> _TASK GOAL_
Arrange every line of the data as a Markdown table with the columns Row and Line, numbering each row and omitting blank lines.

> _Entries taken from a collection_
>>>>

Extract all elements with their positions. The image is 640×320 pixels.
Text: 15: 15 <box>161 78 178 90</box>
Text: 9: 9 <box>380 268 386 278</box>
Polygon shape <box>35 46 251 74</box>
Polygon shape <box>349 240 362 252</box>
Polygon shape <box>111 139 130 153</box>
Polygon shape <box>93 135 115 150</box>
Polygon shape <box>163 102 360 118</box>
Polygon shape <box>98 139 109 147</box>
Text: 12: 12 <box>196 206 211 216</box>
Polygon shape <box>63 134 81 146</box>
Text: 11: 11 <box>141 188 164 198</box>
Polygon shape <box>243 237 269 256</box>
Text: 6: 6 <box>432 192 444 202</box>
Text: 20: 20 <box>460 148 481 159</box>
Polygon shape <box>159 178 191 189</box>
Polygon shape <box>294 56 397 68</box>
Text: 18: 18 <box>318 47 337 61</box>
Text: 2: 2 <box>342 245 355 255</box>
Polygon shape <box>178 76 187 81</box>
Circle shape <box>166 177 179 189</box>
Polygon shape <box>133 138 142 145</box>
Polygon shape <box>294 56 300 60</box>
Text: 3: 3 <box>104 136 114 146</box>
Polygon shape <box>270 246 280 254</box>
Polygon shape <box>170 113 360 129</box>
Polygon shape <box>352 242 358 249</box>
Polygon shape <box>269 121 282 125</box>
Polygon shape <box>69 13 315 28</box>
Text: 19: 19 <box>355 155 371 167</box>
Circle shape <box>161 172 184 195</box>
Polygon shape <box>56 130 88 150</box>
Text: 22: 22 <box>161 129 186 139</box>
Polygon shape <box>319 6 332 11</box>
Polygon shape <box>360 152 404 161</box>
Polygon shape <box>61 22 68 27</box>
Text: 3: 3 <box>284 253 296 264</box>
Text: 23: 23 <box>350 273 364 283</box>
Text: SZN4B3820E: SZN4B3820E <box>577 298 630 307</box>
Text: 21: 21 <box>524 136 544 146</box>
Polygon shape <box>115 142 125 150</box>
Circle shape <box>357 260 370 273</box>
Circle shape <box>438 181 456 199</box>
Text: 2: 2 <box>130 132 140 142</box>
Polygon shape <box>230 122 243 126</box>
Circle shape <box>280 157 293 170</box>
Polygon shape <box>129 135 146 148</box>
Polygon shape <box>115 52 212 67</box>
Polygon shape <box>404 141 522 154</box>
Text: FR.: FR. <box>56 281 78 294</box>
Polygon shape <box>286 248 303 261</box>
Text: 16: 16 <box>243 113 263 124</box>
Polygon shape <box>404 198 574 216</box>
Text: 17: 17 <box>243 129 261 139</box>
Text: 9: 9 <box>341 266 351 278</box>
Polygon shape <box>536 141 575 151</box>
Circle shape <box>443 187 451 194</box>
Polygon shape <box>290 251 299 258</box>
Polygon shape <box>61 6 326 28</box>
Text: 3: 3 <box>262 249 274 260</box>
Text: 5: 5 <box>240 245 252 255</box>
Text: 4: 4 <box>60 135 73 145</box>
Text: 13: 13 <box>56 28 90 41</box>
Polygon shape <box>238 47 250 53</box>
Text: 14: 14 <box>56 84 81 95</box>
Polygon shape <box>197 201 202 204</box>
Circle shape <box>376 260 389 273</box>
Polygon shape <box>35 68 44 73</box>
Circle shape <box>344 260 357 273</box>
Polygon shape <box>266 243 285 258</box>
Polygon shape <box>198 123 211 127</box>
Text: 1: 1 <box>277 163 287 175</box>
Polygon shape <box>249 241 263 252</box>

<<<<

> _RESULT OF THE TASK_
| Row | Line |
|---|---|
| 1 | Extract all elements with their positions. The image is 640×320 pixels. |
| 2 | Text: 15: 15 <box>161 78 178 90</box> |
| 3 | Text: 9: 9 <box>380 268 386 278</box> |
| 4 | Polygon shape <box>35 46 251 74</box> |
| 5 | Polygon shape <box>349 240 362 252</box> |
| 6 | Polygon shape <box>111 139 130 153</box> |
| 7 | Polygon shape <box>93 135 115 150</box> |
| 8 | Polygon shape <box>163 102 360 118</box> |
| 9 | Polygon shape <box>98 139 109 147</box> |
| 10 | Text: 12: 12 <box>196 206 211 216</box> |
| 11 | Polygon shape <box>63 134 81 146</box> |
| 12 | Text: 11: 11 <box>141 188 164 198</box> |
| 13 | Polygon shape <box>243 237 269 256</box> |
| 14 | Text: 6: 6 <box>432 192 444 202</box> |
| 15 | Text: 20: 20 <box>460 148 481 159</box> |
| 16 | Polygon shape <box>159 178 191 189</box> |
| 17 | Polygon shape <box>294 56 397 68</box> |
| 18 | Text: 18: 18 <box>318 47 337 61</box> |
| 19 | Text: 2: 2 <box>342 245 355 255</box> |
| 20 | Polygon shape <box>178 76 187 81</box> |
| 21 | Circle shape <box>166 177 179 189</box> |
| 22 | Polygon shape <box>133 138 142 145</box> |
| 23 | Polygon shape <box>294 56 300 60</box> |
| 24 | Text: 3: 3 <box>104 136 114 146</box> |
| 25 | Polygon shape <box>270 246 280 254</box> |
| 26 | Polygon shape <box>170 113 360 129</box> |
| 27 | Polygon shape <box>352 242 358 249</box> |
| 28 | Polygon shape <box>269 121 282 125</box> |
| 29 | Polygon shape <box>69 13 315 28</box> |
| 30 | Text: 19: 19 <box>355 155 371 167</box> |
| 31 | Circle shape <box>161 172 184 195</box> |
| 32 | Polygon shape <box>56 130 88 150</box> |
| 33 | Text: 22: 22 <box>161 129 186 139</box> |
| 34 | Polygon shape <box>319 6 332 11</box> |
| 35 | Polygon shape <box>360 152 404 161</box> |
| 36 | Polygon shape <box>61 22 68 27</box> |
| 37 | Text: 3: 3 <box>284 253 296 264</box> |
| 38 | Text: 23: 23 <box>350 273 364 283</box> |
| 39 | Text: SZN4B3820E: SZN4B3820E <box>577 298 630 307</box> |
| 40 | Text: 21: 21 <box>524 136 544 146</box> |
| 41 | Polygon shape <box>115 142 125 150</box> |
| 42 | Circle shape <box>357 260 370 273</box> |
| 43 | Circle shape <box>438 181 456 199</box> |
| 44 | Text: 2: 2 <box>130 132 140 142</box> |
| 45 | Polygon shape <box>230 122 243 126</box> |
| 46 | Circle shape <box>280 157 293 170</box> |
| 47 | Polygon shape <box>129 135 146 148</box> |
| 48 | Polygon shape <box>115 52 212 67</box> |
| 49 | Polygon shape <box>404 141 522 154</box> |
| 50 | Text: FR.: FR. <box>56 281 78 294</box> |
| 51 | Polygon shape <box>286 248 303 261</box> |
| 52 | Text: 16: 16 <box>243 113 263 124</box> |
| 53 | Polygon shape <box>404 198 574 216</box> |
| 54 | Text: 17: 17 <box>243 129 261 139</box> |
| 55 | Text: 9: 9 <box>341 266 351 278</box> |
| 56 | Polygon shape <box>536 141 575 151</box> |
| 57 | Circle shape <box>443 187 451 194</box> |
| 58 | Polygon shape <box>290 251 299 258</box> |
| 59 | Polygon shape <box>61 6 326 28</box> |
| 60 | Text: 3: 3 <box>262 249 274 260</box> |
| 61 | Text: 5: 5 <box>240 245 252 255</box> |
| 62 | Text: 4: 4 <box>60 135 73 145</box> |
| 63 | Text: 13: 13 <box>56 28 90 41</box> |
| 64 | Polygon shape <box>238 47 250 53</box> |
| 65 | Text: 14: 14 <box>56 84 81 95</box> |
| 66 | Polygon shape <box>197 201 202 204</box> |
| 67 | Circle shape <box>376 260 389 273</box> |
| 68 | Polygon shape <box>35 68 44 73</box> |
| 69 | Circle shape <box>344 260 357 273</box> |
| 70 | Polygon shape <box>266 243 285 258</box> |
| 71 | Polygon shape <box>198 123 211 127</box> |
| 72 | Text: 1: 1 <box>277 163 287 175</box> |
| 73 | Polygon shape <box>249 241 263 252</box> |